- [GIVEN RECORDS]
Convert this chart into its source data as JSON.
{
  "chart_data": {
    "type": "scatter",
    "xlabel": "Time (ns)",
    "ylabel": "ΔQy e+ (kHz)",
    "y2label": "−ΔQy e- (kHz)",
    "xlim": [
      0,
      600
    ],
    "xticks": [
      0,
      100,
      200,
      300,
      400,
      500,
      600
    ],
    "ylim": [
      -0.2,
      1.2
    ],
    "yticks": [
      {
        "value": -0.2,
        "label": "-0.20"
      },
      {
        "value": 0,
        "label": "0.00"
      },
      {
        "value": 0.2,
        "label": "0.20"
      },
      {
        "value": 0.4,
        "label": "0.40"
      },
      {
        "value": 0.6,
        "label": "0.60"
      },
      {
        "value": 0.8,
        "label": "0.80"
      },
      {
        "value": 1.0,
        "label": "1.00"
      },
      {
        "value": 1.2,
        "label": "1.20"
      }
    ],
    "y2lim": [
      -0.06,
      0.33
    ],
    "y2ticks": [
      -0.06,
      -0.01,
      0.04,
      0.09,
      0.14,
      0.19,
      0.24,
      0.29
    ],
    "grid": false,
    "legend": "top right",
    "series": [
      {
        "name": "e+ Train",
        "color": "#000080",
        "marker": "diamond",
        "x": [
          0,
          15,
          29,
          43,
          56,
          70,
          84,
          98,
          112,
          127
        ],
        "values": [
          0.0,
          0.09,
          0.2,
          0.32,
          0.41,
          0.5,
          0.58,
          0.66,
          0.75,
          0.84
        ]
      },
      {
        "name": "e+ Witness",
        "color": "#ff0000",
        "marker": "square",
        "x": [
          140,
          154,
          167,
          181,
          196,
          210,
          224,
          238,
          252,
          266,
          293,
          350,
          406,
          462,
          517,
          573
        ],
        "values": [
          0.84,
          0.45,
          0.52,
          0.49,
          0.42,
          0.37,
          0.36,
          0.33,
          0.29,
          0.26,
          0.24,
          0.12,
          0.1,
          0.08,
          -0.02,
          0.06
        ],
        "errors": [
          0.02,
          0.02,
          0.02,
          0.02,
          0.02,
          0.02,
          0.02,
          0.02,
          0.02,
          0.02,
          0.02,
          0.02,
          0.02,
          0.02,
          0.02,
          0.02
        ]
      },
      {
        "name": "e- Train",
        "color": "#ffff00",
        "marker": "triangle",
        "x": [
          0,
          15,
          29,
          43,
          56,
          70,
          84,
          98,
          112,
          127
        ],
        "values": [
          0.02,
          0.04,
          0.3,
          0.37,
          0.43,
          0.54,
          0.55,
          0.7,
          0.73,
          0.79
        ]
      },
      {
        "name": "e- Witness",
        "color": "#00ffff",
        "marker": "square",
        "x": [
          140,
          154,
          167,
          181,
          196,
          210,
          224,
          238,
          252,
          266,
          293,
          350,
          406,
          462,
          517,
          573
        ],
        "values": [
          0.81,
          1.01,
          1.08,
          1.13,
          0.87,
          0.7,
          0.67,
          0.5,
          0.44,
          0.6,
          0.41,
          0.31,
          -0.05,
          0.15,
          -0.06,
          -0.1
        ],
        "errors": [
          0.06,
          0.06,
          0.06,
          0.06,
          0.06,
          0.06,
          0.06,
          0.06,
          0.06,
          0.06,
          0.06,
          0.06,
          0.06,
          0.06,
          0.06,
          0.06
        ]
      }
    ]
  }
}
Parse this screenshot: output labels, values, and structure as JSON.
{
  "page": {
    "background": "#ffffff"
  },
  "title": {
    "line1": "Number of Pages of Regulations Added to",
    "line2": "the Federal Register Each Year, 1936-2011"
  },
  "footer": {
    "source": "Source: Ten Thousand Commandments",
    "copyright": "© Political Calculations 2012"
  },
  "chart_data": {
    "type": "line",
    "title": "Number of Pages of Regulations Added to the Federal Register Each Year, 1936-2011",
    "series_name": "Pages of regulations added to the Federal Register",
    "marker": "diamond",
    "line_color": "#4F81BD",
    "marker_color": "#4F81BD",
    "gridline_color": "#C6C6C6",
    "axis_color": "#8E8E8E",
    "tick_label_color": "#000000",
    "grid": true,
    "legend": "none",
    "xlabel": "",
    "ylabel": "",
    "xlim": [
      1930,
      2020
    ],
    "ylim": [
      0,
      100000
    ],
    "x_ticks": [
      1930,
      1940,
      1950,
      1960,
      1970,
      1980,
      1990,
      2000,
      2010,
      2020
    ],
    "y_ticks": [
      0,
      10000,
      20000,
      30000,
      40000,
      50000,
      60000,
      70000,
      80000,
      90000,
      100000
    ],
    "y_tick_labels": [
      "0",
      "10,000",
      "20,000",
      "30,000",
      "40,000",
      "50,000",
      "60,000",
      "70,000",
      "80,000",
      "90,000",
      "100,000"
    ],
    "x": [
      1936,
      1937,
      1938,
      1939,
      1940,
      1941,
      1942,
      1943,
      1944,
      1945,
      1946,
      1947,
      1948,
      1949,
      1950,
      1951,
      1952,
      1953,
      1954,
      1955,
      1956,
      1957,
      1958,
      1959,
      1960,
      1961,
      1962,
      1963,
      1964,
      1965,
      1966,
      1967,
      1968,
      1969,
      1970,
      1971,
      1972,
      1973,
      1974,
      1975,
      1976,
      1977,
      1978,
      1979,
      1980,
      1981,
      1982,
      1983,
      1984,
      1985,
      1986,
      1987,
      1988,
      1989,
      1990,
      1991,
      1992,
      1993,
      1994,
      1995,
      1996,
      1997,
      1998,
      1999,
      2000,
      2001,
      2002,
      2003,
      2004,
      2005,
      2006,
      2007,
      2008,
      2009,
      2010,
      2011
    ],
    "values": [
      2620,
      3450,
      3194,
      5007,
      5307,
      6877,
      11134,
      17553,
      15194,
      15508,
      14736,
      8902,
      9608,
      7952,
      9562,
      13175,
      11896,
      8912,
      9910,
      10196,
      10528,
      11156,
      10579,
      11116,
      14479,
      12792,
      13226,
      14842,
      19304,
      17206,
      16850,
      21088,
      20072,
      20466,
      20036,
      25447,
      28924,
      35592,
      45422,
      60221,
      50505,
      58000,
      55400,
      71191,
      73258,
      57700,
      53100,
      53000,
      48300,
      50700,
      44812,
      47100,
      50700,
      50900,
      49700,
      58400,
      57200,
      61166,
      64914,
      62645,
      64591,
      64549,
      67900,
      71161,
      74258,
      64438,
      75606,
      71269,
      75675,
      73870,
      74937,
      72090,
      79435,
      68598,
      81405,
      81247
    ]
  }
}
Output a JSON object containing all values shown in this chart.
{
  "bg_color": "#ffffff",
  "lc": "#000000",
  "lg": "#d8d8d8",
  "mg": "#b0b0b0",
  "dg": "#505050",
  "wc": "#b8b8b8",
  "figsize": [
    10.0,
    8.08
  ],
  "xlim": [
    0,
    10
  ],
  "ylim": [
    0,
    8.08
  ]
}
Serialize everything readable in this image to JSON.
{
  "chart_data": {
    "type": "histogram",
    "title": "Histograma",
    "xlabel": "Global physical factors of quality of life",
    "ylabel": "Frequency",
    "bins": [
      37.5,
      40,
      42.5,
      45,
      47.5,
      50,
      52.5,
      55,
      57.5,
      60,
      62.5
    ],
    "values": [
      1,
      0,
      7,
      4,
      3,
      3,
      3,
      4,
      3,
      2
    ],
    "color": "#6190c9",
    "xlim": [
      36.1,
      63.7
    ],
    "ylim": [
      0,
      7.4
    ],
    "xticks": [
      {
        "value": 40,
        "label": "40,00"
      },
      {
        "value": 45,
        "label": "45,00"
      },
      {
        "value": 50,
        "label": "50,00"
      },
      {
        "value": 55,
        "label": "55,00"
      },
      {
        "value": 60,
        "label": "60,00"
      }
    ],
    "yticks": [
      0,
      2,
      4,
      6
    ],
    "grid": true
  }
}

- [YOUR INSTRUCTIONS]
Every entry above needs to be quoted exactly.

- [PROBLEM SOLUTION]
Convert this chart into its source data as JSON.
{
  "chart_data": {
    "type": "scatter",
    "xlabel": "Time (ns)",
    "ylabel": "ΔQy e+ (kHz)",
    "y2label": "−ΔQy e- (kHz)",
    "xlim": [
      0,
      600
    ],
    "xticks": [
      0,
      100,
      200,
      300,
      400,
      500,
      600
    ],
    "ylim": [
      -0.2,
      1.2
    ],
    "yticks": [
      {
        "value": -0.2,
        "label": "-0.20"
      },
      {
        "value": 0,
        "label": "0.00"
      },
      {
        "value": 0.2,
        "label": "0.20"
      },
      {
        "value": 0.4,
        "label": "0.40"
      },
      {
        "value": 0.6,
        "label": "0.60"
      },
      {
        "value": 0.8,
        "label": "0.80"
      },
      {
        "value": 1.0,
        "label": "1.00"
      },
      {
        "value": 1.2,
        "label": "1.20"
      }
    ],
    "y2lim": [
      -0.06,
      0.33
    ],
    "y2ticks": [
      -0.06,
      -0.01,
      0.04,
      0.09,
      0.14,
      0.19,
      0.24,
      0.29
    ],
    "grid": false,
    "legend": "top right",
    "series": [
      {
        "name": "e+ Train",
        "color": "#000080",
        "marker": "diamond",
        "x": [
          0,
          15,
          29,
          43,
          56,
          70,
          84,
          98,
          112,
          127
        ],
        "values": [
          0.0,
          0.09,
          0.2,
          0.32,
          0.41,
          0.5,
          0.58,
          0.66,
          0.75,
          0.84
        ]
      },
      {
        "name": "e+ Witness",
        "color": "#ff0000",
        "marker": "square",
        "x": [
          140,
          154,
          167,
          181,
          196,
          210,
          224,
          238,
          252,
          266,
          293,
          350,
          406,
          462,
          517,
          573
        ],
        "values": [
          0.84,
          0.45,
          0.52,
          0.49,
          0.42,
          0.37,
          0.36,
          0.33,
          0.29,
          0.26,
          0.24,
          0.12,
          0.1,
          0.08,
          -0.02,
          0.06
        ],
        "errors": [
          0.02,
          0.02,
          0.02,
          0.02,
          0.02,
          0.02,
          0.02,
          0.02,
          0.02,
          0.02,
          0.02,
          0.02,
          0.02,
          0.02,
          0.02,
          0.02
        ]
      },
      {
        "name": "e- Train",
        "color": "#ffff00",
        "marker": "triangle",
        "x": [
          0,
          15,
          29,
          43,
          56,
          70,
          84,
          98,
          112,
          127
        ],
        "values": [
          0.02,
          0.04,
          0.3,
          0.37,
          0.43,
          0.54,
          0.55,
          0.7,
          0.73,
          0.79
        ]
      },
      {
        "name": "e- Witness",
        "color": "#00ffff",
        "marker": "square",
        "x": [
          140,
          154,
          167,
          181,
          196,
          210,
          224,
          238,
          252,
          266,
          293,
          350,
          406,
          462,
          517,
          573
        ],
        "values": [
          0.81,
          1.01,
          1.08,
          1.13,
          0.87,
          0.7,
          0.67,
          0.5,
          0.44,
          0.6,
          0.41,
          0.31,
          -0.05,
          0.15,
          -0.06,
          -0.1
        ],
        "errors": [
          0.06,
          0.06,
          0.06,
          0.06,
          0.06,
          0.06,
          0.06,
          0.06,
          0.06,
          0.06,
          0.06,
          0.06,
          0.06,
          0.06,
          0.06,
          0.06
        ]
      }
    ]
  }
}
Parse this screenshot: output labels, values, and structure as JSON.
{
  "page": {
    "background": "#ffffff"
  },
  "title": {
    "line1": "Number of Pages of Regulations Added to",
    "line2": "the Federal Register Each Year, 1936-2011"
  },
  "footer": {
    "source": "Source: Ten Thousand Commandments",
    "copyright": "© Political Calculations 2012"
  },
  "chart_data": {
    "type": "line",
    "title": "Number of Pages of Regulations Added to the Federal Register Each Year, 1936-2011",
    "series_name": "Pages of regulations added to the Federal Register",
    "marker": "diamond",
    "line_color": "#4F81BD",
    "marker_color": "#4F81BD",
    "gridline_color": "#C6C6C6",
    "axis_color": "#8E8E8E",
    "tick_label_color": "#000000",
    "grid": true,
    "legend": "none",
    "xlabel": "",
    "ylabel": "",
    "xlim": [
      1930,
      2020
    ],
    "ylim": [
      0,
      100000
    ],
    "x_ticks": [
      1930,
      1940,
      1950,
      1960,
      1970,
      1980,
      1990,
      2000,
      2010,
      2020
    ],
    "y_ticks": [
      0,
      10000,
      20000,
      30000,
      40000,
      50000,
      60000,
      70000,
      80000,
      90000,
      100000
    ],
    "y_tick_labels": [
      "0",
      "10,000",
      "20,000",
      "30,000",
      "40,000",
      "50,000",
      "60,000",
      "70,000",
      "80,000",
      "90,000",
      "100,000"
    ],
    "x": [
      1936,
      1937,
      1938,
      1939,
      1940,
      1941,
      1942,
      1943,
      1944,
      1945,
      1946,
      1947,
      1948,
      1949,
      1950,
      1951,
      1952,
      1953,
      1954,
      1955,
      1956,
      1957,
      1958,
      1959,
      1960,
      1961,
      1962,
      1963,
      1964,
      1965,
      1966,
      1967,
      1968,
      1969,
      1970,
      1971,
      1972,
      1973,
      1974,
      1975,
      1976,
      1977,
      1978,
      1979,
      1980,
      1981,
      1982,
      1983,
      1984,
      1985,
      1986,
      1987,
      1988,
      1989,
      1990,
      1991,
      1992,
      1993,
      1994,
      1995,
      1996,
      1997,
      1998,
      1999,
      2000,
      2001,
      2002,
      2003,
      2004,
      2005,
      2006,
      2007,
      2008,
      2009,
      2010,
      2011
    ],
    "values": [
      2620,
      3450,
      3194,
      5007,
      5307,
      6877,
      11134,
      17553,
      15194,
      15508,
      14736,
      8902,
      9608,
      7952,
      9562,
      13175,
      11896,
      8912,
      9910,
      10196,
      10528,
      11156,
      10579,
      11116,
      14479,
      12792,
      13226,
      14842,
      19304,
      17206,
      16850,
      21088,
      20072,
      20466,
      20036,
      25447,
      28924,
      35592,
      45422,
      60221,
      50505,
      58000,
      55400,
      71191,
      73258,
      57700,
      53100,
      53000,
      48300,
      50700,
      44812,
      47100,
      50700,
      50900,
      49700,
      58400,
      57200,
      61166,
      64914,
      62645,
      64591,
      64549,
      67900,
      71161,
      74258,
      64438,
      75606,
      71269,
      75675,
      73870,
      74937,
      72090,
      79435,
      68598,
      81405,
      81247
    ]
  }
}
Output a JSON object containing all values shown in this chart.
{
  "bg_color": "#ffffff",
  "lc": "#000000",
  "lg": "#d8d8d8",
  "mg": "#b0b0b0",
  "dg": "#505050",
  "wc": "#b8b8b8",
  "figsize": [
    10.0,
    8.08
  ],
  "xlim": [
    0,
    10
  ],
  "ylim": [
    0,
    8.08
  ]
}
Serialize everything readable in this image to JSON.
{
  "chart_data": {
    "type": "histogram",
    "title": "Histograma",
    "xlabel": "Global physical factors of quality of life",
    "ylabel": "Frequency",
    "bins": [
      37.5,
      40,
      42.5,
      45,
      47.5,
      50,
      52.5,
      55,
      57.5,
      60,
      62.5
    ],
    "values": [
      1,
      0,
      7,
      4,
      3,
      3,
      3,
      4,
      3,
      2
    ],
    "color": "#6190c9",
    "xlim": [
      36.1,
      63.7
    ],
    "ylim": [
      0,
      7.4
    ],
    "xticks": [
      {
        "value": 40,
        "label": "40,00"
      },
      {
        "value": 45,
        "label": "45,00"
      },
      {
        "value": 50,
        "label": "50,00"
      },
      {
        "value": 55,
        "label": "55,00"
      },
      {
        "value": 60,
        "label": "60,00"
      }
    ],
    "yticks": [
      0,
      2,
      4,
      6
    ],
    "grid": true
  }
}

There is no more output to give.